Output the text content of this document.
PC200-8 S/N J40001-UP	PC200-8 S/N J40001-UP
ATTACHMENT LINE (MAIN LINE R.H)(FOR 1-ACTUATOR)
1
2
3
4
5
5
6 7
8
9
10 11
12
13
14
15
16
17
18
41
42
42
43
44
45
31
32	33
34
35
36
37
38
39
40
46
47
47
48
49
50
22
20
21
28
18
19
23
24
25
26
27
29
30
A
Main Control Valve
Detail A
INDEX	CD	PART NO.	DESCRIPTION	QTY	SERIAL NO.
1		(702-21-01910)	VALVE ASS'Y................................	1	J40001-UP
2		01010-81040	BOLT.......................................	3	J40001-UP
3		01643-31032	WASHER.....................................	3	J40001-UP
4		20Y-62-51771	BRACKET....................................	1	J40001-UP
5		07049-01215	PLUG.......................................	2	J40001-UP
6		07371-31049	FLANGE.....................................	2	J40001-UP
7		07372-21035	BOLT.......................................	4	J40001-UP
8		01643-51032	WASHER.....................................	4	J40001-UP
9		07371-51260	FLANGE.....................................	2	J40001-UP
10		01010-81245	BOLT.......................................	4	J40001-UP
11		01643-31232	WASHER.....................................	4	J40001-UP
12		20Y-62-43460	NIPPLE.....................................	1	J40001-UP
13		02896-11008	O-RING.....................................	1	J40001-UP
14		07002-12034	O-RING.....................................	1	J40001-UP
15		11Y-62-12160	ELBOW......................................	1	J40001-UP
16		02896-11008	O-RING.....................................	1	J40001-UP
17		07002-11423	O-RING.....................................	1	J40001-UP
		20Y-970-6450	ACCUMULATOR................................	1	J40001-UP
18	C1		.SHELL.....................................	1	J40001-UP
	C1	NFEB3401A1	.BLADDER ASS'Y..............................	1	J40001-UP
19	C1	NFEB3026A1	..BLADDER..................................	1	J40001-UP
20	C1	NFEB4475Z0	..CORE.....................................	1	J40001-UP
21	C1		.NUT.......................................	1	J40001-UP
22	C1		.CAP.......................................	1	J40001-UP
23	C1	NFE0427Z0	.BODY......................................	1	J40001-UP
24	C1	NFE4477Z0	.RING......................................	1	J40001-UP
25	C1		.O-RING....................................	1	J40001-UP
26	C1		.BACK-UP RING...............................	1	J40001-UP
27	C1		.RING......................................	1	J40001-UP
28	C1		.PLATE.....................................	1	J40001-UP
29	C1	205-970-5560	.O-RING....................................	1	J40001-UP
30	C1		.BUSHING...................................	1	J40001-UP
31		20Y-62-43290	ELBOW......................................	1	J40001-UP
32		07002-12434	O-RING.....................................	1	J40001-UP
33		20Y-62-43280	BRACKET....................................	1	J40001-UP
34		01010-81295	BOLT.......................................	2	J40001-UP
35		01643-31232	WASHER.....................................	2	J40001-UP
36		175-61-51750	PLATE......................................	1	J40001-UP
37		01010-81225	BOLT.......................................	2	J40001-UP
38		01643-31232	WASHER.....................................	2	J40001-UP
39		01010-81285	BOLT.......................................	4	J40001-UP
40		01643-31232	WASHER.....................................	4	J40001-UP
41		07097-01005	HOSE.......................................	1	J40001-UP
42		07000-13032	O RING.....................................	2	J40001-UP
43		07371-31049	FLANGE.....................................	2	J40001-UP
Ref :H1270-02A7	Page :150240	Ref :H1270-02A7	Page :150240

■ Directive
Nothing should be left out: return all of the records exactly.

■ Correct response
Output the text content of this document.
PC200-8 S/N J40001-UP	PC200-8 S/N J40001-UP
ATTACHMENT LINE (MAIN LINE R.H)(FOR 1-ACTUATOR)
1
2
3
4
5
5
6 7
8
9
10 11
12
13
14
15
16
17
18
41
42
42
43
44
45
31
32	33
34
35
36
37
38
39
40
46
47
47
48
49
50
22
20
21
28
18
19
23
24
25
26
27
29
30
A
Main Control Valve
Detail A
INDEX	CD	PART NO.	DESCRIPTION	QTY	SERIAL NO.
1		(702-21-01910)	VALVE ASS'Y................................	1	J40001-UP
2		01010-81040	BOLT.......................................	3	J40001-UP
3		01643-31032	WASHER.....................................	3	J40001-UP
4		20Y-62-51771	BRACKET....................................	1	J40001-UP
5		07049-01215	PLUG.......................................	2	J40001-UP
6		07371-31049	FLANGE.....................................	2	J40001-UP
7		07372-21035	BOLT.......................................	4	J40001-UP
8		01643-51032	WASHER.....................................	4	J40001-UP
9		07371-51260	FLANGE.....................................	2	J40001-UP
10		01010-81245	BOLT.......................................	4	J40001-UP
11		01643-31232	WASHER.....................................	4	J40001-UP
12		20Y-62-43460	NIPPLE.....................................	1	J40001-UP
13		02896-11008	O-RING.....................................	1	J40001-UP
14		07002-12034	O-RING.....................................	1	J40001-UP
15		11Y-62-12160	ELBOW......................................	1	J40001-UP
16		02896-11008	O-RING.....................................	1	J40001-UP
17		07002-11423	O-RING.....................................	1	J40001-UP
		20Y-970-6450	ACCUMULATOR................................	1	J40001-UP
18	C1		.SHELL.....................................	1	J40001-UP
	C1	NFEB3401A1	.BLADDER ASS'Y..............................	1	J40001-UP
19	C1	NFEB3026A1	..BLADDER..................................	1	J40001-UP
20	C1	NFEB4475Z0	..CORE.....................................	1	J40001-UP
21	C1		.NUT.......................................	1	J40001-UP
22	C1		.CAP.......................................	1	J40001-UP
23	C1	NFE0427Z0	.BODY......................................	1	J40001-UP
24	C1	NFE4477Z0	.RING......................................	1	J40001-UP
25	C1		.O-RING....................................	1	J40001-UP
26	C1		.BACK-UP RING...............................	1	J40001-UP
27	C1		.RING......................................	1	J40001-UP
28	C1		.PLATE.....................................	1	J40001-UP
29	C1	205-970-5560	.O-RING....................................	1	J40001-UP
30	C1		.BUSHING...................................	1	J40001-UP
31		20Y-62-43290	ELBOW......................................	1	J40001-UP
32		07002-12434	O-RING.....................................	1	J40001-UP
33		20Y-62-43280	BRACKET....................................	1	J40001-UP
34		01010-81295	BOLT.......................................	2	J40001-UP
35		01643-31232	WASHER.....................................	2	J40001-UP
36		175-61-51750	PLATE......................................	1	J40001-UP
37		01010-81225	BOLT.......................................	2	J40001-UP
38		01643-31232	WASHER.....................................	2	J40001-UP
39		01010-81285	BOLT.......................................	4	J40001-UP
40		01643-31232	WASHER.....................................	4	J40001-UP
41		07097-01005	HOSE.......................................	1	J40001-UP
42		07000-13032	O RING.....................................	2	J40001-UP
43		07371-31049	FLANGE.....................................	2	J40001-UP
Ref :H1270-02A7	Page :150240	Ref :H1270-02A7	Page :150240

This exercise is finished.